## Exercise description
Copy out the line containing "Enumerate this screenshot's" and each line after it, through the last one in the material, exactly as written.

## Data in this exercise
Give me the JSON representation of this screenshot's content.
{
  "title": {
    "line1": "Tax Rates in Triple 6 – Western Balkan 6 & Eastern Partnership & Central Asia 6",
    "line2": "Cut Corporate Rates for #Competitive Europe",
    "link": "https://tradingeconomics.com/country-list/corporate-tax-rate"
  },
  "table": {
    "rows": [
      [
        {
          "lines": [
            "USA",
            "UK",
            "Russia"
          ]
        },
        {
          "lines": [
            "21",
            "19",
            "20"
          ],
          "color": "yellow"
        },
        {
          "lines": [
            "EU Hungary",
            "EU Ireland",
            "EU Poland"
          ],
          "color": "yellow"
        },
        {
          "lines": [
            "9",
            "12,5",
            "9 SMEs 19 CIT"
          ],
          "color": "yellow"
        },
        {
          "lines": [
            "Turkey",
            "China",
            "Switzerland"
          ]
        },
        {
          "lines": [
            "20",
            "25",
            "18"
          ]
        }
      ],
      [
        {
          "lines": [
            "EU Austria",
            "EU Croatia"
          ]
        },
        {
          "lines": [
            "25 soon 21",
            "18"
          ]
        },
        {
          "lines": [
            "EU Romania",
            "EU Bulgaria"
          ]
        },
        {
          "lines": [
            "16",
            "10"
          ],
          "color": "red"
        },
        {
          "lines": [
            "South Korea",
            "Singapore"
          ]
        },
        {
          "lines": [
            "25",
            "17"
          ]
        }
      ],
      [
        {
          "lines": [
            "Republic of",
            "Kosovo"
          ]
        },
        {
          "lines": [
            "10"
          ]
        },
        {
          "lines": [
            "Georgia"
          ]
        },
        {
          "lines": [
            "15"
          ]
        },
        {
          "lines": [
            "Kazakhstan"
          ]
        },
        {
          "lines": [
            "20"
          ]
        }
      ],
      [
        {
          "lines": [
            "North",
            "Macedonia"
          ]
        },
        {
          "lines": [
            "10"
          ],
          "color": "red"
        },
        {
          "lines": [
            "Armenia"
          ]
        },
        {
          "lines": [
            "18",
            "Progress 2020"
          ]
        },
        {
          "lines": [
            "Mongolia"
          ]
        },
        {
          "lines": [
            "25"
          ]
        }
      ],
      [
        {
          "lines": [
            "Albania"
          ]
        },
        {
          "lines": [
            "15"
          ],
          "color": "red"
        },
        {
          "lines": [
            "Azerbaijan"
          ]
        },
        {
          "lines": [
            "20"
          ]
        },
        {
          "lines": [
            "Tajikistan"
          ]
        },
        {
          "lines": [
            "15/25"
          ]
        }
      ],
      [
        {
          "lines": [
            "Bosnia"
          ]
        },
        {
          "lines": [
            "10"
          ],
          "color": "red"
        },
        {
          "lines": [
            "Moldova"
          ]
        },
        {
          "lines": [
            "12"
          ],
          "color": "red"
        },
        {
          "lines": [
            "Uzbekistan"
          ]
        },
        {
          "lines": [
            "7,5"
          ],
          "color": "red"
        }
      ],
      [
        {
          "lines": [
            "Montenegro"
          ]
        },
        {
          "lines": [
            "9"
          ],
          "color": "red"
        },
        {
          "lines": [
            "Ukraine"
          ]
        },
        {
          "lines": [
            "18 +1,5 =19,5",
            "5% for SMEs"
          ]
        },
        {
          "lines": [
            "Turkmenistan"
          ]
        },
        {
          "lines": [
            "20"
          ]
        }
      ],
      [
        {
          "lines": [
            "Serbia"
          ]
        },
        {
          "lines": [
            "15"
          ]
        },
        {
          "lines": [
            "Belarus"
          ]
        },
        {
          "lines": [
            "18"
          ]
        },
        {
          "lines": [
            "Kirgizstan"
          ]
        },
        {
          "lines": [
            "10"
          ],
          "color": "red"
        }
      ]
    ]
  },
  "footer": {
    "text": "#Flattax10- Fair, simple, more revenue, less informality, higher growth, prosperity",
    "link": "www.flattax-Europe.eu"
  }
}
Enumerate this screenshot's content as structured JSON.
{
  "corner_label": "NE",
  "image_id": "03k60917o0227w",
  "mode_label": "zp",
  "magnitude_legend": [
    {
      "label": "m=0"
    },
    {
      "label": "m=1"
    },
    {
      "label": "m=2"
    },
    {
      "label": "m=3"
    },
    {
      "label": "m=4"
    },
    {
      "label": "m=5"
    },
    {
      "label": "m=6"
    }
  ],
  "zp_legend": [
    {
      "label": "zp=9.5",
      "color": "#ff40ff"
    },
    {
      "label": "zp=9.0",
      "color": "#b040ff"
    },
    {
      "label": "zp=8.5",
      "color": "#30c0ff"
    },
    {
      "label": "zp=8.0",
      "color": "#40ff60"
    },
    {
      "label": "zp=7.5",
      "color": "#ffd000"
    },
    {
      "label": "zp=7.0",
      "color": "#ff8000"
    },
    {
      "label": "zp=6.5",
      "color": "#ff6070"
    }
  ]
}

## The solution
Enumerate this screenshot's content as structured JSON.
{
  "corner_label": "NE",
  "image_id": "03k60917o0227w",
  "mode_label": "zp",
  "magnitude_legend": [
    {
      "label": "m=0"
    },
    {
      "label": "m=1"
    },
    {
      "label": "m=2"
    },
    {
      "label": "m=3"
    },
    {
      "label": "m=4"
    },
    {
      "label": "m=5"
    },
    {
      "label": "m=6"
    }
  ],
  "zp_legend": [
    {
      "label": "zp=9.5",
      "color": "#ff40ff"
    },
    {
      "label": "zp=9.0",
      "color": "#b040ff"
    },
    {
      "label": "zp=8.5",
      "color": "#30c0ff"
    },
    {
      "label": "zp=8.0",
      "color": "#40ff60"
    },
    {
      "label": "zp=7.5",
      "color": "#ffd000"
    },
    {
      "label": "zp=7.0",
      "color": "#ff8000"
    },
    {
      "label": "zp=6.5",
      "color": "#ff6070"
    }
  ]
}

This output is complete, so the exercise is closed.